(Exercise directions) Output all lines exactly, with nothing added or dropped.
** Start of Records to use **
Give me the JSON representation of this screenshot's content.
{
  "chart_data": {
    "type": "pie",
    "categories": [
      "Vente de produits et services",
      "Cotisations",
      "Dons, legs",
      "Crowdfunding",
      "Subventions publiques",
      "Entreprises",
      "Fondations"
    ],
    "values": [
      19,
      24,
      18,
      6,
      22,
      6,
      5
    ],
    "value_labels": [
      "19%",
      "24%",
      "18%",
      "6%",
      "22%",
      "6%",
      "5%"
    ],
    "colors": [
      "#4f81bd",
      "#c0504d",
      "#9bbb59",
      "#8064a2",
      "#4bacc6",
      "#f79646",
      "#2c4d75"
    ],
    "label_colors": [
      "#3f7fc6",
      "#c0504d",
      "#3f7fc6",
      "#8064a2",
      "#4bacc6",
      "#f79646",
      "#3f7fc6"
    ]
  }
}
** End of Records to use **
(Completed task)
Give me the JSON representation of this screenshot's content.
{
  "chart_data": {
    "type": "pie",
    "categories": [
      "Vente de produits et services",
      "Cotisations",
      "Dons, legs",
      "Crowdfunding",
      "Subventions publiques",
      "Entreprises",
      "Fondations"
    ],
    "values": [
      19,
      24,
      18,
      6,
      22,
      6,
      5
    ],
    "value_labels": [
      "19%",
      "24%",
      "18%",
      "6%",
      "22%",
      "6%",
      "5%"
    ],
    "colors": [
      "#4f81bd",
      "#c0504d",
      "#9bbb59",
      "#8064a2",
      "#4bacc6",
      "#f79646",
      "#2c4d75"
    ],
    "label_colors": [
      "#3f7fc6",
      "#c0504d",
      "#3f7fc6",
      "#8064a2",
      "#4bacc6",
      "#f79646",
      "#3f7fc6"
    ]
  }
}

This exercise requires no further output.